_CONSIGNES ÉCRITES:_
1. Recopiez le passage du texte sur la rentrée littéraire qui va de « C’est la rentrée » à « être compliqué ! », ces deux bornes comprises.
2. Poursuivez le texte sur la rentrée littéraire à partir de la dernière phrase qu'il contient.

_EXTRAIT DU TEXTE:_
C’est la rentrée littéraire ! Et tout comme Molière pour son Dom Juan, je trouve que les commencements ont des charmes inexprimables. Qualifiez-moi donc de fashionista littéraire, je vous rétorquerai que l’arrivée en librairie des 511 romans et récits de la rentrée littéraire 2020 a sur ma personne un effet bénéfique et provoque un certain regain de vitalité ! Tel Dom Juan en quête de la femme idéale, ou le jeune enfant et son tout nouveau cartable de rentrée scolaire, je reprends le chemin vers les libraires indépendantes, légère, désirante de mots et habitée d’un enthousiasme défricheur, faisant et rallongeant ma liste de souhaits, au gré de mes envies.
Tout ça pour vous dire que … choisir, pour cette rentrée, ça va être compliqué !

_DONNÉES AFFICHÉES:_
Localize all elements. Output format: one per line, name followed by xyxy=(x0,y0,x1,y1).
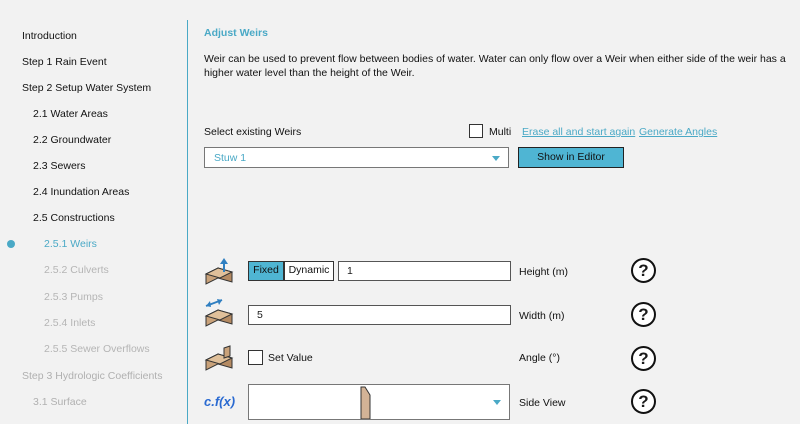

_RÉSULTATS PAR CONSIGNE:_
1.
C’est la rentrée littéraire ! Et tout comme Molière pour son Dom Juan, je trouve que les commencements ont des charmes inexprimables. Qualifiez-moi donc de fashionista littéraire, je vous rétorquerai que l’arrivée en librairie des 511 romans et récits de la rentrée littéraire 2020 a sur ma personne un effet bénéfique et provoque un certain regain de vitalité ! Tel Dom Juan en quête de la femme idéale, ou le jeune enfant et son tout nouveau cartable de rentrée scolaire, je reprends le chemin vers les libraires indépendantes, légère, désirante de mots et habitée d’un enthousiasme défricheur, faisant et rallongeant ma liste de souhaits, au gré de mes envies.
Tout ça pour vous dire que … choisir, pour cette rentrée, ça va être compliqué !

2.
Du côté des éditions de Minuit
Amour inconditionel pour leur catalogue. Comme toujours, j’achète les yeux fermés et ne regrette jamais. Cela faisait quelques années que je n’avais rien lu de Laurent Mauvignier. Histoires de la nuit, son nouveau roman de plus de 600 pages, qualifié de très noir et hypnotique ne reçoit que des éloges et m’invite déjà à quelques nuits blanches.
Dans Les émotions de Jean-Philippe Toussaint, on retrouvera le narrateur de la Commission européenne de son roman précédent La clé USB. Les émotions, rien que le titre, c’est déjà implicitement un roman. On notera que c’est précisément le substantif qui clot La clé USB… Comme l’indique la quatrième de couverture, Le moment est donc venu de dire un mot de la vie privée de Jean Detrez.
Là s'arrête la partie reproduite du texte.